[Figure contents as structured data]
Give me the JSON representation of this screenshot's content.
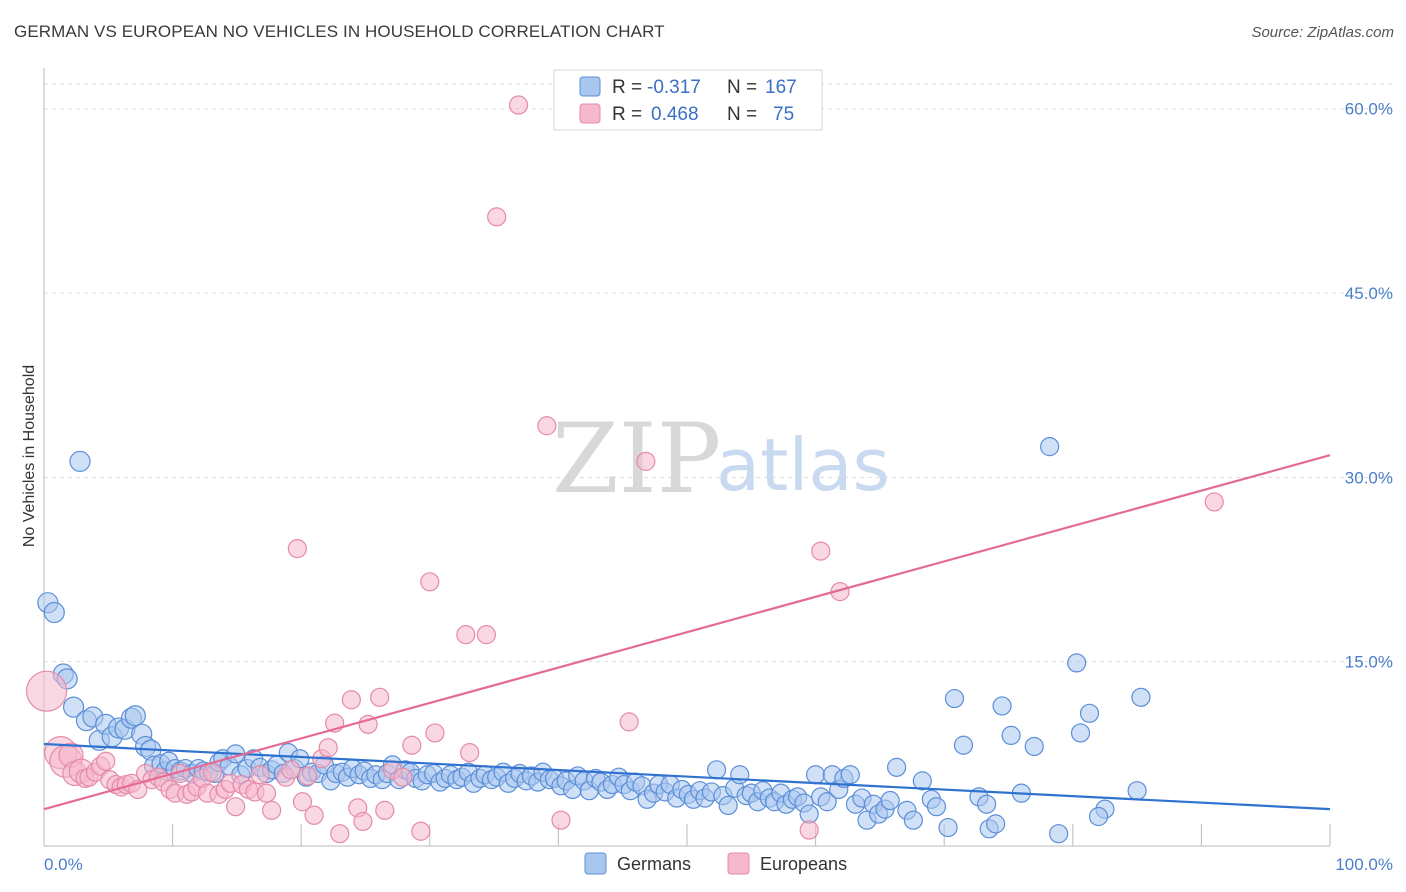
{
  "title": "GERMAN VS EUROPEAN NO VEHICLES IN HOUSEHOLD CORRELATION CHART",
  "source": "Source: ZipAtlas.com",
  "watermark": {
    "zip": "ZIP",
    "atlas": "atlas"
  },
  "colors": {
    "germans_fill": "#a9c6ee",
    "germans_stroke": "#5b8fd8",
    "germans_line": "#2f72d0",
    "europeans_fill": "#f6b8cc",
    "europeans_stroke": "#e58aa8",
    "europeans_line": "#e46b95",
    "tick_color": "#4a7ec9",
    "grid": "#dddddd"
  },
  "legend": {
    "rows": [
      {
        "r_label": "R =",
        "r_value": "-0.317",
        "n_label": "N =",
        "n_value": "167"
      },
      {
        "r_label": "R =",
        "r_value": "0.468",
        "n_label": "N =",
        "n_value": "75"
      }
    ]
  },
  "chart_data": {
    "type": "scatter",
    "title": "GERMAN VS EUROPEAN NO VEHICLES IN HOUSEHOLD CORRELATION CHART",
    "xlabel": "",
    "ylabel": "No Vehicles in Household",
    "xlim": [
      0,
      100
    ],
    "ylim": [
      0,
      62.5
    ],
    "x_tick_labels": [
      "0.0%",
      "100.0%"
    ],
    "y_ticks": [
      15,
      30,
      45,
      60
    ],
    "y_tick_labels": [
      "15.0%",
      "30.0%",
      "45.0%",
      "60.0%"
    ],
    "grid": "horizontal dashed",
    "legend_position": "top-center; bottom-center",
    "series": [
      {
        "name": "Germans",
        "r": -0.317,
        "n": 167,
        "trend": {
          "x": [
            0,
            100
          ],
          "y": [
            8.3,
            3.0
          ]
        },
        "points": [
          [
            0.3,
            19.8
          ],
          [
            0.8,
            19.0
          ],
          [
            2.8,
            31.3
          ],
          [
            1.5,
            14.0
          ],
          [
            1.8,
            13.6
          ],
          [
            2.3,
            11.3
          ],
          [
            3.3,
            10.2
          ],
          [
            3.8,
            10.5
          ],
          [
            4.3,
            8.6
          ],
          [
            4.8,
            9.9
          ],
          [
            5.3,
            8.9
          ],
          [
            5.8,
            9.6
          ],
          [
            6.3,
            9.5
          ],
          [
            6.8,
            10.4
          ],
          [
            7.1,
            10.6
          ],
          [
            7.6,
            9.1
          ],
          [
            7.9,
            8.1
          ],
          [
            8.3,
            7.8
          ],
          [
            8.6,
            6.5
          ],
          [
            9.1,
            6.7
          ],
          [
            9.4,
            6.1
          ],
          [
            9.7,
            6.9
          ],
          [
            10.2,
            6.3
          ],
          [
            10.6,
            6.1
          ],
          [
            11.0,
            6.3
          ],
          [
            11.5,
            5.9
          ],
          [
            12.0,
            6.3
          ],
          [
            12.4,
            6.1
          ],
          [
            12.8,
            6.0
          ],
          [
            13.3,
            5.9
          ],
          [
            13.6,
            6.8
          ],
          [
            13.9,
            7.1
          ],
          [
            14.4,
            6.5
          ],
          [
            14.9,
            7.5
          ],
          [
            15.3,
            5.8
          ],
          [
            15.8,
            6.3
          ],
          [
            16.3,
            7.1
          ],
          [
            16.8,
            6.4
          ],
          [
            17.3,
            5.9
          ],
          [
            17.7,
            6.2
          ],
          [
            18.1,
            6.6
          ],
          [
            18.6,
            5.9
          ],
          [
            19.0,
            7.6
          ],
          [
            19.5,
            6.3
          ],
          [
            19.9,
            7.1
          ],
          [
            20.4,
            5.6
          ],
          [
            20.8,
            6.0
          ],
          [
            21.3,
            5.9
          ],
          [
            21.8,
            6.6
          ],
          [
            22.3,
            5.3
          ],
          [
            22.7,
            5.9
          ],
          [
            23.2,
            6.0
          ],
          [
            23.6,
            5.6
          ],
          [
            24.0,
            6.3
          ],
          [
            24.5,
            5.8
          ],
          [
            24.9,
            6.1
          ],
          [
            25.4,
            5.5
          ],
          [
            25.8,
            5.8
          ],
          [
            26.3,
            5.4
          ],
          [
            26.7,
            5.9
          ],
          [
            27.1,
            6.6
          ],
          [
            27.6,
            5.4
          ],
          [
            28.1,
            6.2
          ],
          [
            28.5,
            6.0
          ],
          [
            28.9,
            5.5
          ],
          [
            29.4,
            5.3
          ],
          [
            29.8,
            5.8
          ],
          [
            30.3,
            5.9
          ],
          [
            30.8,
            5.2
          ],
          [
            31.2,
            5.5
          ],
          [
            31.6,
            5.8
          ],
          [
            32.1,
            5.4
          ],
          [
            32.5,
            5.6
          ],
          [
            33.0,
            6.0
          ],
          [
            33.4,
            5.1
          ],
          [
            33.9,
            5.5
          ],
          [
            34.3,
            5.8
          ],
          [
            34.8,
            5.4
          ],
          [
            35.2,
            5.6
          ],
          [
            35.7,
            6.0
          ],
          [
            36.1,
            5.1
          ],
          [
            36.6,
            5.5
          ],
          [
            37.0,
            5.9
          ],
          [
            37.5,
            5.3
          ],
          [
            37.9,
            5.7
          ],
          [
            38.4,
            5.2
          ],
          [
            38.8,
            6.0
          ],
          [
            39.3,
            5.4
          ],
          [
            39.7,
            5.5
          ],
          [
            40.2,
            4.9
          ],
          [
            40.6,
            5.3
          ],
          [
            41.1,
            4.6
          ],
          [
            41.5,
            5.7
          ],
          [
            42.0,
            5.3
          ],
          [
            42.4,
            4.5
          ],
          [
            42.9,
            5.5
          ],
          [
            43.3,
            5.2
          ],
          [
            43.8,
            4.6
          ],
          [
            44.2,
            5.0
          ],
          [
            44.7,
            5.6
          ],
          [
            45.1,
            5.0
          ],
          [
            45.6,
            4.5
          ],
          [
            46.0,
            5.2
          ],
          [
            46.5,
            4.9
          ],
          [
            46.9,
            3.8
          ],
          [
            47.4,
            4.3
          ],
          [
            47.8,
            5.0
          ],
          [
            48.3,
            4.4
          ],
          [
            48.7,
            5.0
          ],
          [
            49.2,
            3.9
          ],
          [
            49.6,
            4.6
          ],
          [
            50.1,
            4.2
          ],
          [
            50.5,
            3.8
          ],
          [
            51.0,
            4.5
          ],
          [
            51.4,
            3.9
          ],
          [
            51.9,
            4.4
          ],
          [
            52.3,
            6.2
          ],
          [
            52.8,
            4.1
          ],
          [
            53.2,
            3.3
          ],
          [
            53.7,
            4.7
          ],
          [
            54.1,
            5.8
          ],
          [
            54.6,
            4.1
          ],
          [
            55.0,
            4.3
          ],
          [
            55.5,
            3.6
          ],
          [
            55.9,
            4.5
          ],
          [
            56.4,
            3.9
          ],
          [
            56.8,
            3.6
          ],
          [
            57.3,
            4.3
          ],
          [
            57.7,
            3.4
          ],
          [
            58.2,
            3.8
          ],
          [
            58.6,
            4.0
          ],
          [
            59.1,
            3.5
          ],
          [
            59.5,
            2.6
          ],
          [
            60.0,
            5.8
          ],
          [
            60.4,
            4.0
          ],
          [
            60.9,
            3.6
          ],
          [
            61.3,
            5.8
          ],
          [
            61.8,
            4.6
          ],
          [
            62.2,
            5.5
          ],
          [
            62.7,
            5.8
          ],
          [
            63.1,
            3.4
          ],
          [
            63.6,
            3.9
          ],
          [
            64.0,
            2.1
          ],
          [
            64.5,
            3.4
          ],
          [
            64.9,
            2.6
          ],
          [
            65.4,
            3.0
          ],
          [
            65.8,
            3.7
          ],
          [
            66.3,
            6.4
          ],
          [
            67.1,
            2.9
          ],
          [
            67.6,
            2.1
          ],
          [
            68.3,
            5.3
          ],
          [
            69.0,
            3.8
          ],
          [
            69.4,
            3.2
          ],
          [
            70.3,
            1.5
          ],
          [
            70.8,
            12.0
          ],
          [
            71.5,
            8.2
          ],
          [
            72.7,
            4.0
          ],
          [
            73.5,
            1.4
          ],
          [
            74.0,
            1.8
          ],
          [
            73.3,
            3.4
          ],
          [
            74.5,
            11.4
          ],
          [
            75.2,
            9.0
          ],
          [
            76.0,
            4.3
          ],
          [
            77.0,
            8.1
          ],
          [
            78.2,
            32.5
          ],
          [
            78.9,
            1.0
          ],
          [
            80.3,
            14.9
          ],
          [
            80.6,
            9.2
          ],
          [
            81.3,
            10.8
          ],
          [
            82.5,
            3.0
          ],
          [
            85.3,
            12.1
          ],
          [
            82.0,
            2.4
          ],
          [
            85.0,
            4.5
          ]
        ]
      },
      {
        "name": "Europeans",
        "r": 0.468,
        "n": 75,
        "trend": {
          "x": [
            0,
            100
          ],
          "y": [
            3.0,
            31.8
          ]
        },
        "points": [
          [
            0.2,
            12.6
          ],
          [
            1.3,
            7.6
          ],
          [
            1.7,
            6.9
          ],
          [
            2.1,
            7.4
          ],
          [
            2.4,
            5.9
          ],
          [
            2.9,
            6.1
          ],
          [
            3.2,
            5.5
          ],
          [
            3.5,
            5.6
          ],
          [
            4.0,
            6.0
          ],
          [
            4.4,
            6.5
          ],
          [
            4.8,
            6.9
          ],
          [
            5.1,
            5.4
          ],
          [
            5.6,
            5.0
          ],
          [
            6.0,
            4.8
          ],
          [
            6.4,
            5.0
          ],
          [
            6.8,
            5.1
          ],
          [
            7.3,
            4.6
          ],
          [
            7.9,
            5.9
          ],
          [
            8.4,
            5.4
          ],
          [
            8.9,
            5.6
          ],
          [
            9.3,
            5.2
          ],
          [
            9.8,
            4.6
          ],
          [
            10.2,
            4.3
          ],
          [
            10.6,
            5.9
          ],
          [
            11.1,
            4.2
          ],
          [
            11.5,
            4.4
          ],
          [
            11.9,
            4.8
          ],
          [
            12.3,
            5.5
          ],
          [
            12.7,
            4.3
          ],
          [
            13.1,
            6.0
          ],
          [
            13.6,
            4.2
          ],
          [
            14.1,
            4.6
          ],
          [
            14.5,
            5.1
          ],
          [
            14.9,
            3.2
          ],
          [
            15.4,
            5.0
          ],
          [
            15.9,
            4.6
          ],
          [
            16.4,
            4.4
          ],
          [
            16.8,
            5.8
          ],
          [
            17.3,
            4.3
          ],
          [
            17.7,
            2.9
          ],
          [
            18.8,
            5.6
          ],
          [
            19.2,
            6.2
          ],
          [
            19.7,
            24.2
          ],
          [
            20.1,
            3.6
          ],
          [
            20.5,
            5.7
          ],
          [
            21.0,
            2.5
          ],
          [
            21.6,
            7.1
          ],
          [
            22.1,
            8.0
          ],
          [
            22.6,
            10.0
          ],
          [
            23.0,
            1.0
          ],
          [
            23.9,
            11.9
          ],
          [
            24.4,
            3.1
          ],
          [
            24.8,
            2.0
          ],
          [
            25.2,
            9.9
          ],
          [
            26.1,
            12.1
          ],
          [
            26.5,
            2.9
          ],
          [
            27.1,
            6.2
          ],
          [
            27.9,
            5.6
          ],
          [
            28.6,
            8.2
          ],
          [
            29.3,
            1.2
          ],
          [
            30.0,
            21.5
          ],
          [
            30.4,
            9.2
          ],
          [
            32.8,
            17.2
          ],
          [
            33.1,
            7.6
          ],
          [
            34.4,
            17.2
          ],
          [
            35.2,
            51.2
          ],
          [
            36.9,
            60.3
          ],
          [
            39.1,
            34.2
          ],
          [
            40.2,
            2.1
          ],
          [
            45.5,
            10.1
          ],
          [
            46.8,
            31.3
          ],
          [
            59.5,
            1.3
          ],
          [
            60.4,
            24.0
          ],
          [
            61.9,
            20.7
          ],
          [
            91.0,
            28.0
          ]
        ]
      }
    ]
  },
  "bottom_legend": {
    "items": [
      {
        "label": "Germans"
      },
      {
        "label": "Europeans"
      }
    ]
  }
}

Written instruction :: Copy each line of the entries that includes the word "grid".

Answer for this exercise ::
    "grid": "#dddddd"
    "grid": "horizontal dashed",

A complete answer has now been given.